Your task is to gather the lines below that hold the string "客户管理".

# Data provided:
========
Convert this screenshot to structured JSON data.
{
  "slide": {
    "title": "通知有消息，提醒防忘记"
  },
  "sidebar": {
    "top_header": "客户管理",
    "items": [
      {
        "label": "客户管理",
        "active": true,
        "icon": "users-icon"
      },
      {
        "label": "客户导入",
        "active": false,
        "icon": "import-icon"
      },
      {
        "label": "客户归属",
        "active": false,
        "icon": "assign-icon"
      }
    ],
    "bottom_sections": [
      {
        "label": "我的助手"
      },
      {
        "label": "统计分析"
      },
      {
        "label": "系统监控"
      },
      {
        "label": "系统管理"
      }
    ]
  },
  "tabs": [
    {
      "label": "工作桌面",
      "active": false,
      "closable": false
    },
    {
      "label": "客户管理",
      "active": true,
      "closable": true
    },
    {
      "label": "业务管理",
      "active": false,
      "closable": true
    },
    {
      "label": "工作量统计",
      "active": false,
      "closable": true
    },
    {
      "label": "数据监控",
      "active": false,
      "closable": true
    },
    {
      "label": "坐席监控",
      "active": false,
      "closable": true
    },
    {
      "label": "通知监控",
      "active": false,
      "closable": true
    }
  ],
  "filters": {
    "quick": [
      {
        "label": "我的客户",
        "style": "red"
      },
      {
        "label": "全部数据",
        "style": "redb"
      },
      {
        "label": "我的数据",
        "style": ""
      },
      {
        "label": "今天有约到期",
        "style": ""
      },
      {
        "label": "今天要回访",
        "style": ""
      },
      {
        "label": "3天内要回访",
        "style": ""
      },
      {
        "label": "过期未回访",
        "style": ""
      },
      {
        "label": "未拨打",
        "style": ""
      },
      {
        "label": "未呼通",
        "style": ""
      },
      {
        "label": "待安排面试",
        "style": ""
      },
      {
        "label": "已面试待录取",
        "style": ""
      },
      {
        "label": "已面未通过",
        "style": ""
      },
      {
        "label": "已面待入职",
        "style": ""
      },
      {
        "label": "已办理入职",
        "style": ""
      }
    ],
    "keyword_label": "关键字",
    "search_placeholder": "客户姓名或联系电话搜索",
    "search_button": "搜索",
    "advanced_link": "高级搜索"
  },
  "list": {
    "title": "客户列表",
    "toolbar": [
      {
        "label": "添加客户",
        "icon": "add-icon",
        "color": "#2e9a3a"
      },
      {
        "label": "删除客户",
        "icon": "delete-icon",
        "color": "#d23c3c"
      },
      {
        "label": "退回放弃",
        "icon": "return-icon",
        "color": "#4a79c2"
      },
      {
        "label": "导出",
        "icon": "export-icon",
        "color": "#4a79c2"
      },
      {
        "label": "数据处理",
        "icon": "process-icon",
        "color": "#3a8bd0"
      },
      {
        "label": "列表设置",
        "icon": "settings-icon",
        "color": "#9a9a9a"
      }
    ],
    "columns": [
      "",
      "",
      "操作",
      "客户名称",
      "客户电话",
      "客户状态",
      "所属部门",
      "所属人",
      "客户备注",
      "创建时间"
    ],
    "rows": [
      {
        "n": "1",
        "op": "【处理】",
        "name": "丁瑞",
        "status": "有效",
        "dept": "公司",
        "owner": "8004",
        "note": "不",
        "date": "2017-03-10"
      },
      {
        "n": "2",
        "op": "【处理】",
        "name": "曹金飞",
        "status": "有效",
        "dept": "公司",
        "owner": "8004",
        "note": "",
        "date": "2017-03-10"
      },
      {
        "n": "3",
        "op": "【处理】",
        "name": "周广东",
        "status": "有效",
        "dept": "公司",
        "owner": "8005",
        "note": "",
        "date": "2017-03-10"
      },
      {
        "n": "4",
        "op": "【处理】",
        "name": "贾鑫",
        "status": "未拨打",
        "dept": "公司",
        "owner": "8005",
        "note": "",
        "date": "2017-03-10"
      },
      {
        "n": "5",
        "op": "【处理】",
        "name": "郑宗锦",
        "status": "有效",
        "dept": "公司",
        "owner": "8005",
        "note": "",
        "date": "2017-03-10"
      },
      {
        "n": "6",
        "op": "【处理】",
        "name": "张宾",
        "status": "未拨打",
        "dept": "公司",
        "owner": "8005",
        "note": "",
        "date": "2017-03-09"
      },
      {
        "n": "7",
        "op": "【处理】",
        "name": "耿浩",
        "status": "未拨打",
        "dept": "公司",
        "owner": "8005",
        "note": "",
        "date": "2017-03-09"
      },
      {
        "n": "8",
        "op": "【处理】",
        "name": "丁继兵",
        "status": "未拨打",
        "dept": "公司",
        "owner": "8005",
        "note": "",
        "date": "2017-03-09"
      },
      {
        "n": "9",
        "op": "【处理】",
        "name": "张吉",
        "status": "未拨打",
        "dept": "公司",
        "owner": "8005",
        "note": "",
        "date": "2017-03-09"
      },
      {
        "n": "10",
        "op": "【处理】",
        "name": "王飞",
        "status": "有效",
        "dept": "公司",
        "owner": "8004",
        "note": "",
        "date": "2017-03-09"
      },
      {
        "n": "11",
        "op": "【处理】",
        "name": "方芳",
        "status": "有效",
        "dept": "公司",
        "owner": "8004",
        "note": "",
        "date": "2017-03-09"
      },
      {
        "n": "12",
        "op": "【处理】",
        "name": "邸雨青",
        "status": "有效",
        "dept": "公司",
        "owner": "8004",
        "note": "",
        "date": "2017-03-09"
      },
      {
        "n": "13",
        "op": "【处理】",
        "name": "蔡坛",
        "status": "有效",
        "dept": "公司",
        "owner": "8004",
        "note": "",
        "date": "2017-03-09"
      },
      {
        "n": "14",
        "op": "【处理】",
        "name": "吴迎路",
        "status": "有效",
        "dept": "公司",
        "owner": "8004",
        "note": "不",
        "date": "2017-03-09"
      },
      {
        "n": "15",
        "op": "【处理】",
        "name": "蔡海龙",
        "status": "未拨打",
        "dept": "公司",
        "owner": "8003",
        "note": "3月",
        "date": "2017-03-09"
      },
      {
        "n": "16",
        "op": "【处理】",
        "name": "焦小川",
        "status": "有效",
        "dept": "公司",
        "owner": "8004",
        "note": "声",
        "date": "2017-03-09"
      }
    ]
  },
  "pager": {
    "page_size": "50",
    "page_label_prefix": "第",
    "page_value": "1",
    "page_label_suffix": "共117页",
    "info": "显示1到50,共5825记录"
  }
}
========
# Result for this exercise:
    "top_header": "客户管理",
        "label": "客户管理",
      "label": "客户管理",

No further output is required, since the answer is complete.